[Bounding box annotations]

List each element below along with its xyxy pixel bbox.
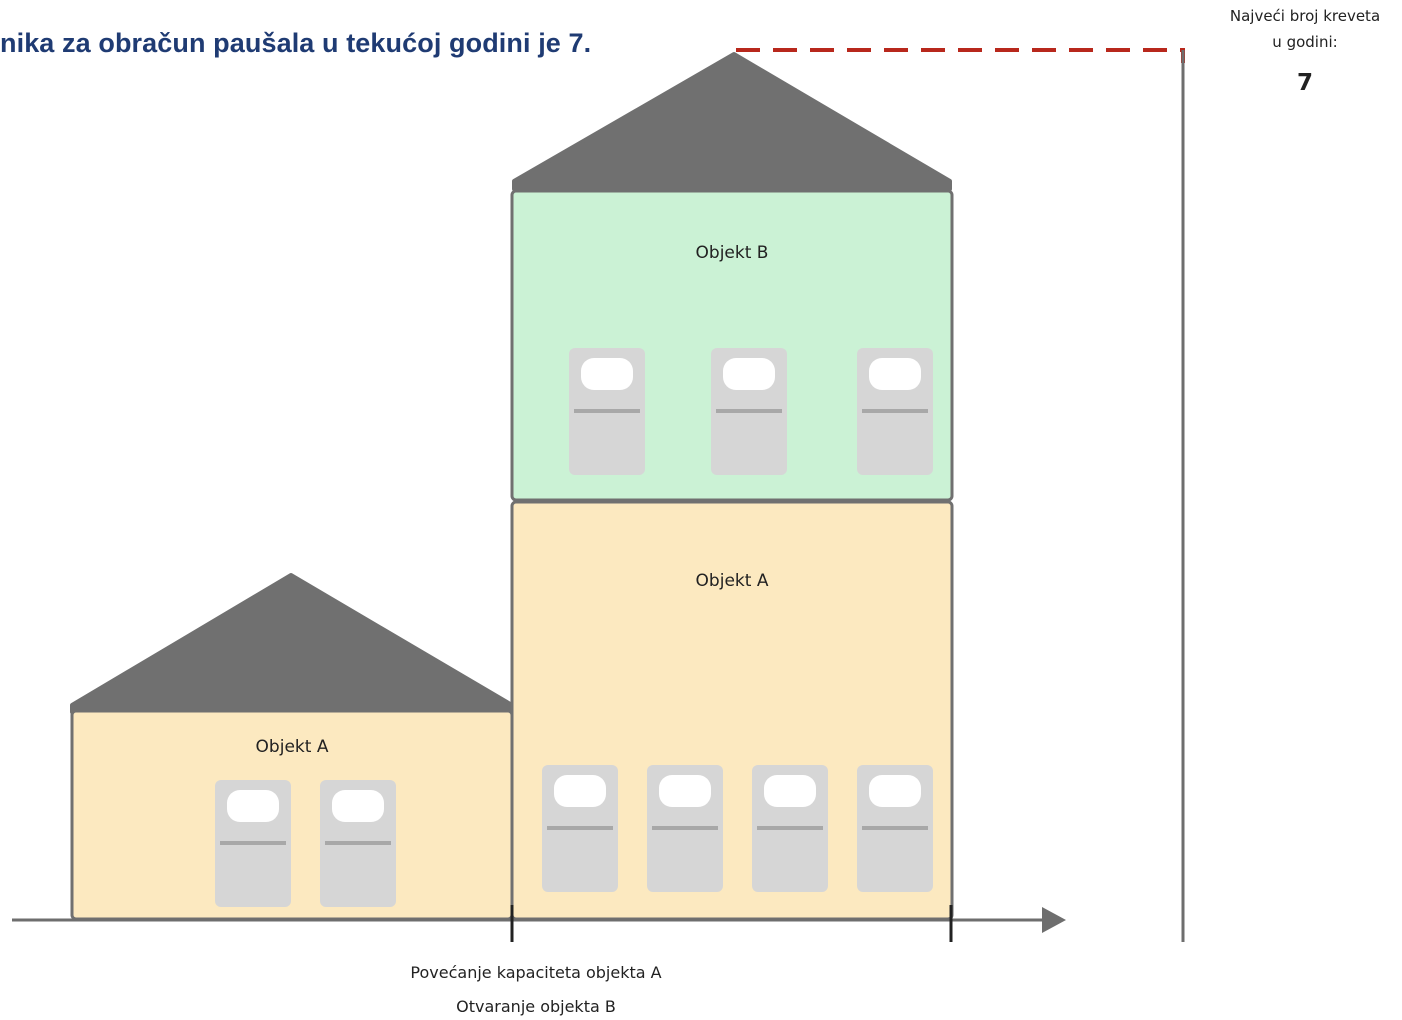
first-building-roof — [70, 573, 514, 714]
max-beds-label-line1: Najveći broj kreveta — [1229, 7, 1381, 25]
axis-event-capacity-increase: Povećanje kapaciteta objekta A — [410, 963, 662, 982]
max-beds-label-line2: u godini: — [1272, 33, 1338, 51]
max-capacity-dashed-line — [736, 48, 1185, 63]
bed-icon — [569, 348, 645, 475]
bed-icon — [711, 348, 787, 475]
max-beds-value: 7 — [1296, 70, 1313, 96]
bed-icon — [542, 765, 618, 892]
page-title: nika za obračun paušala u tekućoj godini… — [0, 28, 592, 58]
bed-icon — [647, 765, 723, 892]
bed-icon — [857, 348, 933, 475]
time-axis-arrowhead — [1042, 907, 1066, 933]
axis-event-object-b-opening: Otvaranje objekta B — [456, 997, 616, 1016]
first-building-beds — [215, 780, 396, 907]
expanded-object-a-beds — [542, 765, 933, 892]
bed-icon — [320, 780, 396, 907]
object-b-beds — [569, 348, 933, 475]
bed-icon — [215, 780, 291, 907]
object-b-roof — [512, 52, 952, 191]
object-b-label: Objekt B — [695, 243, 769, 263]
expanded-object-a-label: Objekt A — [695, 571, 769, 591]
bed-icon — [752, 765, 828, 892]
bed-icon — [857, 765, 933, 892]
first-object-label: Objekt A — [255, 737, 329, 757]
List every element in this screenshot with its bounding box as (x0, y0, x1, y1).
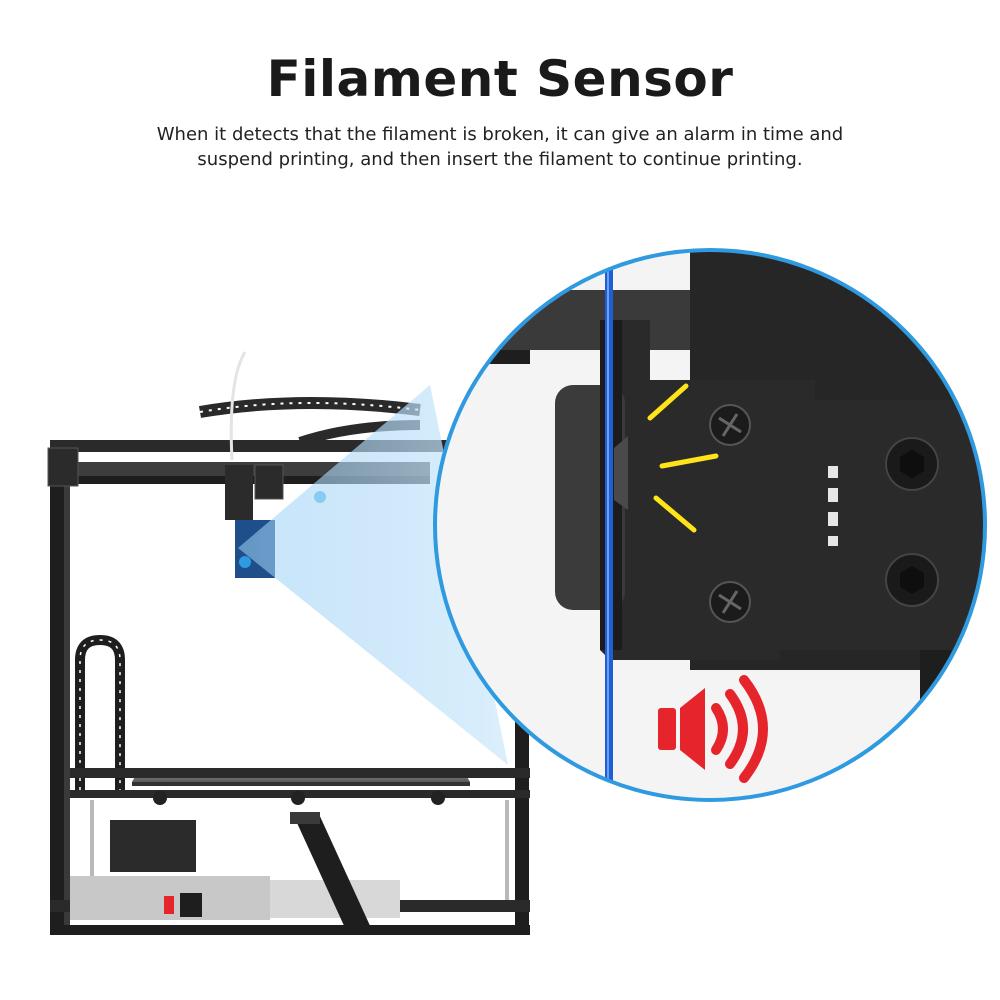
speaker-sound-icon (658, 675, 768, 783)
page-description: When it detects that the filament is bro… (156, 124, 844, 170)
signal-lines-icon (647, 383, 719, 533)
page-title: Filament Sensor (266, 50, 734, 108)
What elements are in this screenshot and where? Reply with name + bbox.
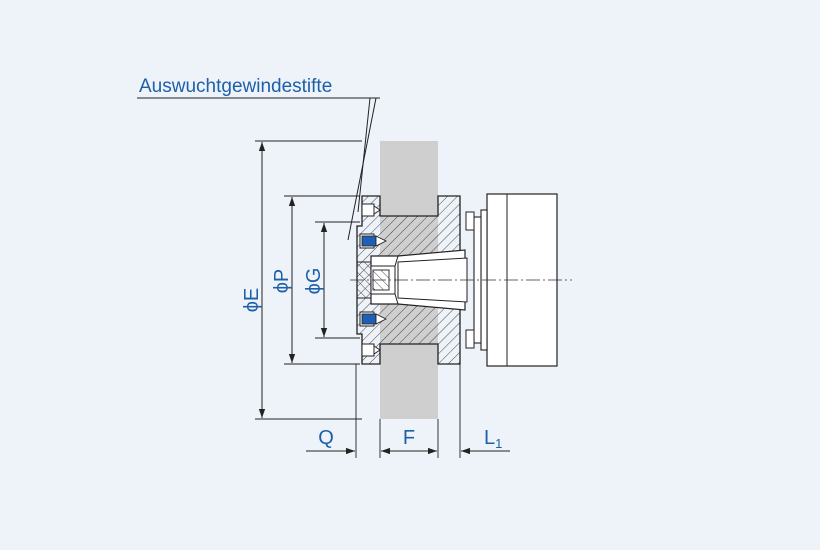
dim-label-g: ϕG bbox=[303, 268, 325, 295]
dim-label-f: F bbox=[403, 427, 415, 449]
extension-lines bbox=[255, 140, 461, 458]
dim-label-p: ϕP bbox=[271, 269, 293, 294]
balancing-screw-bottom bbox=[359, 311, 388, 327]
dim-label-l1-main: L bbox=[484, 427, 495, 449]
dim-label-q: Q bbox=[318, 427, 334, 449]
clamping-hub bbox=[356, 195, 468, 365]
callout-label: Auswuchtgewindestifte bbox=[139, 76, 332, 97]
dim-label-l1-sub: 1 bbox=[495, 436, 502, 451]
dim-label-l1: L1 bbox=[484, 427, 502, 451]
dim-label-e: ϕE bbox=[241, 288, 263, 313]
counterbore-holes bbox=[361, 203, 381, 357]
callout-leader bbox=[137, 97, 380, 241]
balancing-screw-top bbox=[359, 233, 388, 249]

▸ **What you will do**
Reproduce every line of the rows above verbatim, omitting the pictures.

▸ **Exercise response**
List each element below along with its xyxy pixel bbox.
first-building-roof — [70, 573, 514, 714]
max-beds-label-line1: Najveći broj kreveta — [1229, 7, 1381, 25]
axis-event-capacity-increase: Povećanje kapaciteta objekta A — [410, 963, 662, 982]
max-beds-label-line2: u godini: — [1272, 33, 1338, 51]
max-capacity-dashed-line — [736, 48, 1185, 63]
bed-icon — [569, 348, 645, 475]
bed-icon — [711, 348, 787, 475]
max-beds-value: 7 — [1296, 70, 1313, 96]
bed-icon — [542, 765, 618, 892]
page-title: nika za obračun paušala u tekućoj godini… — [0, 28, 592, 58]
bed-icon — [647, 765, 723, 892]
bed-icon — [857, 348, 933, 475]
time-axis-arrowhead — [1042, 907, 1066, 933]
axis-event-object-b-opening: Otvaranje objekta B — [456, 997, 616, 1016]
first-building-beds — [215, 780, 396, 907]
expanded-object-a-beds — [542, 765, 933, 892]
bed-icon — [320, 780, 396, 907]
object-b-beds — [569, 348, 933, 475]
bed-icon — [215, 780, 291, 907]
object-b-roof — [512, 52, 952, 191]
object-b-label: Objekt B — [695, 243, 769, 263]
expanded-object-a-label: Objekt A — [695, 571, 769, 591]
bed-icon — [752, 765, 828, 892]
bed-icon — [857, 765, 933, 892]
first-object-label: Objekt A — [255, 737, 329, 757]
List every element in this screenshot with its bounding box as (x0, y0, x1, y1).
speaker-sound-icon (658, 675, 768, 783)
page-description: When it detects that the filament is bro… (156, 124, 844, 170)
signal-lines-icon (647, 383, 719, 533)
page-title: Filament Sensor (266, 50, 734, 108)
What elements are in this screenshot and where? Reply with name + bbox.
dim-label-g: ϕG bbox=[303, 268, 325, 295]
dim-label-f: F bbox=[403, 427, 415, 449]
extension-lines bbox=[255, 140, 461, 458]
dim-label-p: ϕP bbox=[271, 269, 293, 294]
balancing-screw-bottom bbox=[359, 311, 388, 327]
dim-label-l1-main: L bbox=[484, 427, 495, 449]
dim-label-q: Q bbox=[318, 427, 334, 449]
clamping-hub bbox=[356, 195, 468, 365]
callout-label: Auswuchtgewindestifte bbox=[139, 76, 332, 97]
dim-label-l1-sub: 1 bbox=[495, 436, 502, 451]
dim-label-l1: L1 bbox=[484, 427, 502, 451]
dim-label-e: ϕE bbox=[241, 288, 263, 313]
counterbore-holes bbox=[361, 203, 381, 357]
callout-leader bbox=[137, 97, 380, 241]
balancing-screw-top bbox=[359, 233, 388, 249]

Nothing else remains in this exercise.